Pick up the article on the Grey's Anatomy episode "Don't Let's Start" and continue it from its last sentence.

Text provided ::
|---|
"Don't Let's Start" is the 6th episode of the eleventh season of the American television medical drama Grey's Anatomy, and is the 226th episode overall. It aired on October 30, 2014 on ABC in the United States. The episode was written by Austin Guzman and directed by Rob Greenlea. On its initial airing, it was watched by 8.08 million viewers. The episode received positive reviews from critics. The episode's title is a reference to the song with the same name by They Might Be Giants.

Plot

Reception

Broadcast
The episode aired on October 30, 2014 on American Broadcasting Company (ABC) in the United States. On its initial release the episode was watched by 8.08 million viewers and garnered a 2.4/7 Nielsen ratings and ranked no. 13 in 18-49 key demographic and was the 5th most watched drama.

Reviews

The episode was well received by the television critics. Spoilertv wrote, "Season 11 so far has been strong – stronger, even, than season 10 and certainly season 9." The TV Addict also praised the episode, Oh, how I’ve missed you GREY’S, how I’ve missed you.   After a week of absence this week’s episode was a biggie."
|---|
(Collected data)
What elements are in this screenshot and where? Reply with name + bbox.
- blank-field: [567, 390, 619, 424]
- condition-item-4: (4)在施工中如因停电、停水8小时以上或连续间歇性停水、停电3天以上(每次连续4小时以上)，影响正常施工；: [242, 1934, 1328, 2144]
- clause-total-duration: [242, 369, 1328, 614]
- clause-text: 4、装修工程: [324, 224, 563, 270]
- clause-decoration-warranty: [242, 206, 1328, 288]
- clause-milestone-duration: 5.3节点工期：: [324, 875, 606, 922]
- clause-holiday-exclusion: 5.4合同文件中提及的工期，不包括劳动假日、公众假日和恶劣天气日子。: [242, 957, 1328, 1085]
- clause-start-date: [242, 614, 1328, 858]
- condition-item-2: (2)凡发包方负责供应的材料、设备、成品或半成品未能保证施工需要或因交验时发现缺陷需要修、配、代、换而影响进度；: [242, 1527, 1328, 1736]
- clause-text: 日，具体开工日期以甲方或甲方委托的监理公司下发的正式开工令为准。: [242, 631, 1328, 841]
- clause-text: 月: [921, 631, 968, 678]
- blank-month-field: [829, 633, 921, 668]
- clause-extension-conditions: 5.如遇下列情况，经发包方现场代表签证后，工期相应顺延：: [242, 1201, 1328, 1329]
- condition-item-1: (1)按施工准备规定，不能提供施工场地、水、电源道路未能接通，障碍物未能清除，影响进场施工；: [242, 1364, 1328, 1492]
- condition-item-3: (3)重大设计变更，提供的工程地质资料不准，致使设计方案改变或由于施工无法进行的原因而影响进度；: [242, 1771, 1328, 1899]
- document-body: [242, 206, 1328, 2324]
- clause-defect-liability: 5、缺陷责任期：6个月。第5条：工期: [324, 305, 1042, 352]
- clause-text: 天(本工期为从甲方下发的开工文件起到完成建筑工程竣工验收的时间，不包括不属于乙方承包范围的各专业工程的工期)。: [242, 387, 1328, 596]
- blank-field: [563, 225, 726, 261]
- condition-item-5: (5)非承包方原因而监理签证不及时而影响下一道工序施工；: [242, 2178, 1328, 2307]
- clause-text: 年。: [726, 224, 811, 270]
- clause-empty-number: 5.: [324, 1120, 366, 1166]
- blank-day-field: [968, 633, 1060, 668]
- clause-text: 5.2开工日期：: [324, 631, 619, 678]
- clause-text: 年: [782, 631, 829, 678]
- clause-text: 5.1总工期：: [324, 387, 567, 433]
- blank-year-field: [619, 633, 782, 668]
|---|
Written answer ::
Entertainment Weekly gave a positive review stating, "This week, there were many elements being juggled, which made for a fine hour, though it wasn’t anything particularly special for the show that has proven before that it knows how to handle its ensemble. By separating everyone out somewhat distinctly, the episode didn’t flow as well as it could have. But like I said, it was perfectly fine." and added, "the episode had its moments: The Jackson-April story played well, and I can’t tell you how happy I am that Meredith and Derek are finally smiling at each other/”showering” together. Also, Jo and Alex are great. If only everything ran together a bit more smoothly, I'd have no complaints."